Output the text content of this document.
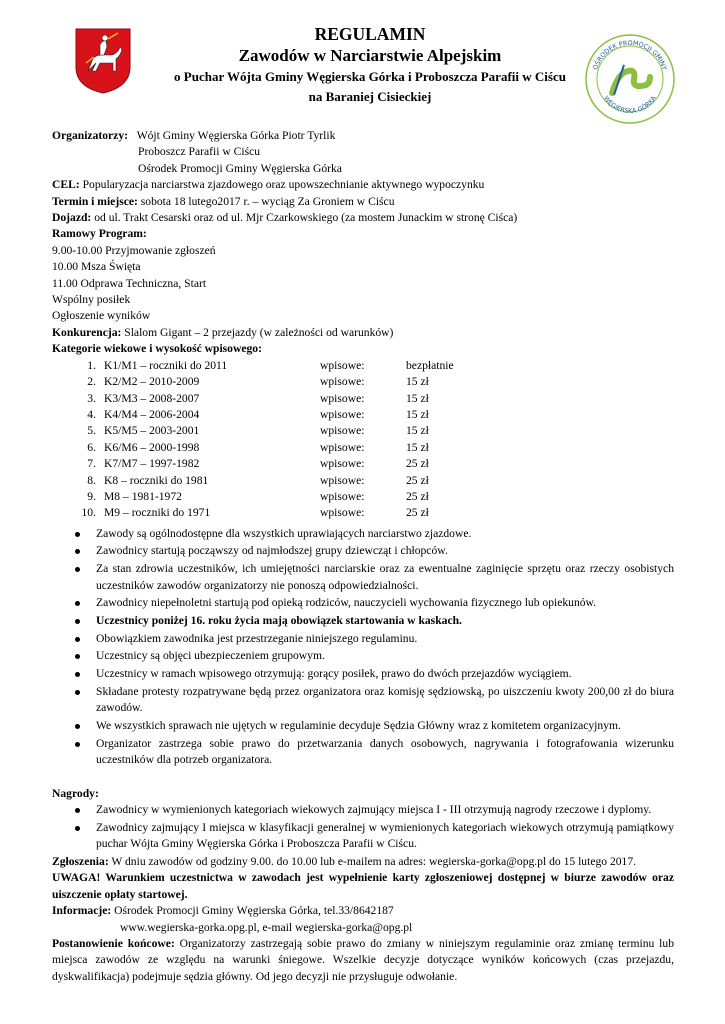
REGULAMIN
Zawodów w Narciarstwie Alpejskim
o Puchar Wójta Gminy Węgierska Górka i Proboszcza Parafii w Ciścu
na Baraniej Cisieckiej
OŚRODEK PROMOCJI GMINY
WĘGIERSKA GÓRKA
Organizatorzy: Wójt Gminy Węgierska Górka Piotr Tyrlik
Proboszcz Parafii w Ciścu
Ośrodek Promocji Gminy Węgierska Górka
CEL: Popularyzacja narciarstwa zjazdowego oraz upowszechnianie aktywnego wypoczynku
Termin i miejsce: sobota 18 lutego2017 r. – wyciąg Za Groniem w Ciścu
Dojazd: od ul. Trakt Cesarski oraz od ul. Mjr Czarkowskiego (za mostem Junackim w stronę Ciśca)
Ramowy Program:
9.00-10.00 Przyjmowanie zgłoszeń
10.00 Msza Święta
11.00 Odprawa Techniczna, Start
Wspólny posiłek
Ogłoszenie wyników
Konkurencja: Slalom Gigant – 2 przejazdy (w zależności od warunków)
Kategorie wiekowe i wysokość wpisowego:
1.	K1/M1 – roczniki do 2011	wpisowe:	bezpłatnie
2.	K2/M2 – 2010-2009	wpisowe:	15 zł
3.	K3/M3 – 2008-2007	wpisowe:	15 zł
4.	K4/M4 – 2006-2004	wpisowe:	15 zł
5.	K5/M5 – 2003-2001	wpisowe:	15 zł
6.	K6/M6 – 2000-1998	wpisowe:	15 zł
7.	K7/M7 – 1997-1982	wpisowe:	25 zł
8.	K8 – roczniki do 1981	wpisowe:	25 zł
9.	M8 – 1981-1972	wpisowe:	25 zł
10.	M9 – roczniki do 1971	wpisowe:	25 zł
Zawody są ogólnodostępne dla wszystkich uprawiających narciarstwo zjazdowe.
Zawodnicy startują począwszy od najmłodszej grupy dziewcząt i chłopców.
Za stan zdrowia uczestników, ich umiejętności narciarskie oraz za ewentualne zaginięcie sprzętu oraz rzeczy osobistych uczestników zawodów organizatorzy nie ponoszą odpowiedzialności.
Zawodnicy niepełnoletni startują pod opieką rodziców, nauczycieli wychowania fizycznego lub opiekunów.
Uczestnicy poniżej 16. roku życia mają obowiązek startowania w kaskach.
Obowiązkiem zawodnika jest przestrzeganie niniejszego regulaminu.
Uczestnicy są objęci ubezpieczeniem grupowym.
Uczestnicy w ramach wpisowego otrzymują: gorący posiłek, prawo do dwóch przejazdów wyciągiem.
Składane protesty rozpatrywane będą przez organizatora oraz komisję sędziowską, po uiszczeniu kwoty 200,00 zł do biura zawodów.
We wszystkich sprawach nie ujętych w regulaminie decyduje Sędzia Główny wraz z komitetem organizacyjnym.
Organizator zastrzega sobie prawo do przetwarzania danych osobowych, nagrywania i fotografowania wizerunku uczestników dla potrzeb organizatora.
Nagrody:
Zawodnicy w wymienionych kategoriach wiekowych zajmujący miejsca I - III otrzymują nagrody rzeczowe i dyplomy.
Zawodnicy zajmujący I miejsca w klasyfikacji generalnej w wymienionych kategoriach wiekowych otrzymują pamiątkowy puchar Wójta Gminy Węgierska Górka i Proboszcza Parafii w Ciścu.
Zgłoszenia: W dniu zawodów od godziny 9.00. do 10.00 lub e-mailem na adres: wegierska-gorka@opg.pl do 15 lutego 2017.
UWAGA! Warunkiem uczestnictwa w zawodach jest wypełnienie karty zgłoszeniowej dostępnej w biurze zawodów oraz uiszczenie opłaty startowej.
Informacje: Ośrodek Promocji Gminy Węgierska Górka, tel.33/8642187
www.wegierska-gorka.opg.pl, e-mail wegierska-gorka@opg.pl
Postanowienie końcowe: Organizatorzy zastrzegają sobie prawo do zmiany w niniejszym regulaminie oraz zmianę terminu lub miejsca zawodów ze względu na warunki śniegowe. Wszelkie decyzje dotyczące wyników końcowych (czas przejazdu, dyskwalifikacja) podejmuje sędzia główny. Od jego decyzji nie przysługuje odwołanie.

──────

*Request*
Your job is to transcribe the entries above exactly; skip the pictures.

*Response below*
Output the text content of this document.
REGULAMIN
Zawodów w Narciarstwie Alpejskim
o Puchar Wójta Gminy Węgierska Górka i Proboszcza Parafii w Ciścu
na Baraniej Cisieckiej
OŚRODEK PROMOCJI GMINY
WĘGIERSKA GÓRKA
Organizatorzy: Wójt Gminy Węgierska Górka Piotr Tyrlik
Proboszcz Parafii w Ciścu
Ośrodek Promocji Gminy Węgierska Górka
CEL: Popularyzacja narciarstwa zjazdowego oraz upowszechnianie aktywnego wypoczynku
Termin i miejsce: sobota 18 lutego2017 r. – wyciąg Za Groniem w Ciścu
Dojazd: od ul. Trakt Cesarski oraz od ul. Mjr Czarkowskiego (za mostem Junackim w stronę Ciśca)
Ramowy Program:
9.00-10.00 Przyjmowanie zgłoszeń
10.00 Msza Święta
11.00 Odprawa Techniczna, Start
Wspólny posiłek
Ogłoszenie wyników
Konkurencja: Slalom Gigant – 2 przejazdy (w zależności od warunków)
Kategorie wiekowe i wysokość wpisowego:
1.	K1/M1 – roczniki do 2011	wpisowe:	bezpłatnie
2.	K2/M2 – 2010-2009	wpisowe:	15 zł
3.	K3/M3 – 2008-2007	wpisowe:	15 zł
4.	K4/M4 – 2006-2004	wpisowe:	15 zł
5.	K5/M5 – 2003-2001	wpisowe:	15 zł
6.	K6/M6 – 2000-1998	wpisowe:	15 zł
7.	K7/M7 – 1997-1982	wpisowe:	25 zł
8.	K8 – roczniki do 1981	wpisowe:	25 zł
9.	M8 – 1981-1972	wpisowe:	25 zł
10.	M9 – roczniki do 1971	wpisowe:	25 zł
Zawody są ogólnodostępne dla wszystkich uprawiających narciarstwo zjazdowe.
Zawodnicy startują począwszy od najmłodszej grupy dziewcząt i chłopców.
Za stan zdrowia uczestników, ich umiejętności narciarskie oraz za ewentualne zaginięcie sprzętu oraz rzeczy osobistych uczestników zawodów organizatorzy nie ponoszą odpowiedzialności.
Zawodnicy niepełnoletni startują pod opieką rodziców, nauczycieli wychowania fizycznego lub opiekunów.
Uczestnicy poniżej 16. roku życia mają obowiązek startowania w kaskach.
Obowiązkiem zawodnika jest przestrzeganie niniejszego regulaminu.
Uczestnicy są objęci ubezpieczeniem grupowym.
Uczestnicy w ramach wpisowego otrzymują: gorący posiłek, prawo do dwóch przejazdów wyciągiem.
Składane protesty rozpatrywane będą przez organizatora oraz komisję sędziowską, po uiszczeniu kwoty 200,00 zł do biura zawodów.
We wszystkich sprawach nie ujętych w regulaminie decyduje Sędzia Główny wraz z komitetem organizacyjnym.
Organizator zastrzega sobie prawo do przetwarzania danych osobowych, nagrywania i fotografowania wizerunku uczestników dla potrzeb organizatora.
Nagrody:
Zawodnicy w wymienionych kategoriach wiekowych zajmujący miejsca I - III otrzymują nagrody rzeczowe i dyplomy.
Zawodnicy zajmujący I miejsca w klasyfikacji generalnej w wymienionych kategoriach wiekowych otrzymują pamiątkowy puchar Wójta Gminy Węgierska Górka i Proboszcza Parafii w Ciścu.
Zgłoszenia: W dniu zawodów od godziny 9.00. do 10.00 lub e-mailem na adres: wegierska-gorka@opg.pl do 15 lutego 2017.
UWAGA! Warunkiem uczestnictwa w zawodach jest wypełnienie karty zgłoszeniowej dostępnej w biurze zawodów oraz uiszczenie opłaty startowej.
Informacje: Ośrodek Promocji Gminy Węgierska Górka, tel.33/8642187
www.wegierska-gorka.opg.pl, e-mail wegierska-gorka@opg.pl
Postanowienie końcowe: Organizatorzy zastrzegają sobie prawo do zmiany w niniejszym regulaminie oraz zmianę terminu lub miejsca zawodów ze względu na warunki śniegowe. Wszelkie decyzje dotyczące wyników końcowych (czas przejazdu, dyskwalifikacja) podejmuje sędzia główny. Od jego decyzji nie przysługuje odwołanie.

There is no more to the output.